--- Start WORKING DATA ---
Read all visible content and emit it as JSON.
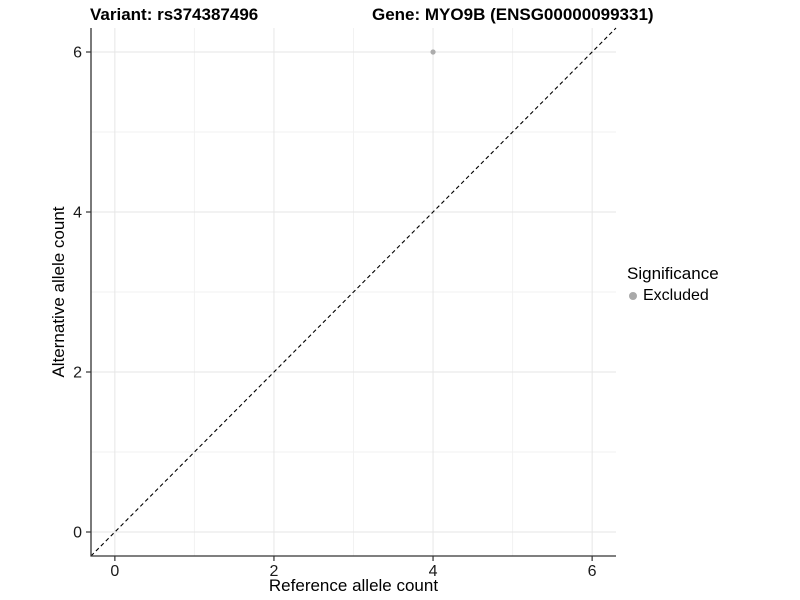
{
  "chart_data": {
    "type": "scatter",
    "titles": {
      "left": "Variant: rs374387496",
      "right": "Gene: MYO9B (ENSG00000099331)"
    },
    "xlabel": "Reference allele count",
    "ylabel": "Alternative allele count",
    "xlim": [
      -0.3,
      6.3
    ],
    "ylim": [
      -0.3,
      6.3
    ],
    "x_ticks": [
      0,
      2,
      4,
      6
    ],
    "y_ticks": [
      0,
      2,
      4,
      6
    ],
    "x_minor_gridlines": [
      1,
      3,
      5
    ],
    "y_minor_gridlines": [
      1,
      3,
      5
    ],
    "grid": "on",
    "points": [
      {
        "x": 4,
        "y": 6,
        "series": "Excluded"
      }
    ],
    "identity_line": {
      "style": "dashed",
      "slope": 1,
      "intercept": 0,
      "color": "#000000"
    },
    "legend": {
      "title": "Significance",
      "position": "right",
      "items": [
        {
          "label": "Excluded",
          "color": "#a9a9a9"
        }
      ]
    },
    "colors": {
      "grid_major": "#e6e6e6",
      "grid_minor": "#f2f2f2",
      "axis_line": "#333333",
      "tick_text": "#1a1a1a",
      "point": "#b1b1b1",
      "background": "#ffffff"
    }
  }
}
--- End WORKING DATA ---
### SET EXERCISE
Repeat each entry exactly as it appears; skip any picture.

### TASK ANSWER
Read all visible content and emit it as JSON.
{
  "chart_data": {
    "type": "scatter",
    "titles": {
      "left": "Variant: rs374387496",
      "right": "Gene: MYO9B (ENSG00000099331)"
    },
    "xlabel": "Reference allele count",
    "ylabel": "Alternative allele count",
    "xlim": [
      -0.3,
      6.3
    ],
    "ylim": [
      -0.3,
      6.3
    ],
    "x_ticks": [
      0,
      2,
      4,
      6
    ],
    "y_ticks": [
      0,
      2,
      4,
      6
    ],
    "x_minor_gridlines": [
      1,
      3,
      5
    ],
    "y_minor_gridlines": [
      1,
      3,
      5
    ],
    "grid": "on",
    "points": [
      {
        "x": 4,
        "y": 6,
        "series": "Excluded"
      }
    ],
    "identity_line": {
      "style": "dashed",
      "slope": 1,
      "intercept": 0,
      "color": "#000000"
    },
    "legend": {
      "title": "Significance",
      "position": "right",
      "items": [
        {
          "label": "Excluded",
          "color": "#a9a9a9"
        }
      ]
    },
    "colors": {
      "grid_major": "#e6e6e6",
      "grid_minor": "#f2f2f2",
      "axis_line": "#333333",
      "tick_text": "#1a1a1a",
      "point": "#b1b1b1",
      "background": "#ffffff"
    }
  }
}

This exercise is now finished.